Begin

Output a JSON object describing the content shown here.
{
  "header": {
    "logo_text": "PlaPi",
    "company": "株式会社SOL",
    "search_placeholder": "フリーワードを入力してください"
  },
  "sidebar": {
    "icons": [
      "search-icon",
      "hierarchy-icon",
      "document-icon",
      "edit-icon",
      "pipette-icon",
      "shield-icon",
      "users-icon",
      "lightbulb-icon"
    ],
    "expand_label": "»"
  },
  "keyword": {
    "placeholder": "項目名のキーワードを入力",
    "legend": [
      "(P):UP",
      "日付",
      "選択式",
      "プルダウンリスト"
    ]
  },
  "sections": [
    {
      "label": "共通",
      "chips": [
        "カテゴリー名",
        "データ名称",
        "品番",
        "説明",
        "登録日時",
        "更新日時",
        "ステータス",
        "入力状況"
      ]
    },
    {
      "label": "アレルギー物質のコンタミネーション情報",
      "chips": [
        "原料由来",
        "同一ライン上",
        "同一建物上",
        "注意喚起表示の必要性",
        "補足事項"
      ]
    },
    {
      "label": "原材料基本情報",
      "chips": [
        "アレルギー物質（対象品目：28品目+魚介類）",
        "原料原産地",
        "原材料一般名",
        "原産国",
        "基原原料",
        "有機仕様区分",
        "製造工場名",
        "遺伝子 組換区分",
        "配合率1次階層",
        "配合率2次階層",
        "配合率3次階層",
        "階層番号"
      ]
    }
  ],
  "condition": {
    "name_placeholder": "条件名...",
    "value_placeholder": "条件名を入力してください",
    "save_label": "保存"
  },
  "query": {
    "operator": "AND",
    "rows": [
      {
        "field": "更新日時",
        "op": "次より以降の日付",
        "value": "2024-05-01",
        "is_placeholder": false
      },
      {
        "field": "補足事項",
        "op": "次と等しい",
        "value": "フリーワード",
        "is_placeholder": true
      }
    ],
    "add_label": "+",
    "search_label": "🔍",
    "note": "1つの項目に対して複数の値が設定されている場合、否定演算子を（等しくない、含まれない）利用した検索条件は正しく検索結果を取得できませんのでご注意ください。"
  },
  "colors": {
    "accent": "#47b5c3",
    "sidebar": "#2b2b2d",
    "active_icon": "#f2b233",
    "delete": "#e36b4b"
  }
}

End

Aim:
Exactly reproduce all of the entries above.

Expected answer:
Output a JSON object describing the content shown here.
{
  "header": {
    "logo_text": "PlaPi",
    "company": "株式会社SOL",
    "search_placeholder": "フリーワードを入力してください"
  },
  "sidebar": {
    "icons": [
      "search-icon",
      "hierarchy-icon",
      "document-icon",
      "edit-icon",
      "pipette-icon",
      "shield-icon",
      "users-icon",
      "lightbulb-icon"
    ],
    "expand_label": "»"
  },
  "keyword": {
    "placeholder": "項目名のキーワードを入力",
    "legend": [
      "(P):UP",
      "日付",
      "選択式",
      "プルダウンリスト"
    ]
  },
  "sections": [
    {
      "label": "共通",
      "chips": [
        "カテゴリー名",
        "データ名称",
        "品番",
        "説明",
        "登録日時",
        "更新日時",
        "ステータス",
        "入力状況"
      ]
    },
    {
      "label": "アレルギー物質のコンタミネーション情報",
      "chips": [
        "原料由来",
        "同一ライン上",
        "同一建物上",
        "注意喚起表示の必要性",
        "補足事項"
      ]
    },
    {
      "label": "原材料基本情報",
      "chips": [
        "アレルギー物質（対象品目：28品目+魚介類）",
        "原料原産地",
        "原材料一般名",
        "原産国",
        "基原原料",
        "有機仕様区分",
        "製造工場名",
        "遺伝子 組換区分",
        "配合率1次階層",
        "配合率2次階層",
        "配合率3次階層",
        "階層番号"
      ]
    }
  ],
  "condition": {
    "name_placeholder": "条件名...",
    "value_placeholder": "条件名を入力してください",
    "save_label": "保存"
  },
  "query": {
    "operator": "AND",
    "rows": [
      {
        "field": "更新日時",
        "op": "次より以降の日付",
        "value": "2024-05-01",
        "is_placeholder": false
      },
      {
        "field": "補足事項",
        "op": "次と等しい",
        "value": "フリーワード",
        "is_placeholder": true
      }
    ],
    "add_label": "+",
    "search_label": "🔍",
    "note": "1つの項目に対して複数の値が設定されている場合、否定演算子を（等しくない、含まれない）利用した検索条件は正しく検索結果を取得できませんのでご注意ください。"
  },
  "colors": {
    "accent": "#47b5c3",
    "sidebar": "#2b2b2d",
    "active_icon": "#f2b233",
    "delete": "#e36b4b"
  }
}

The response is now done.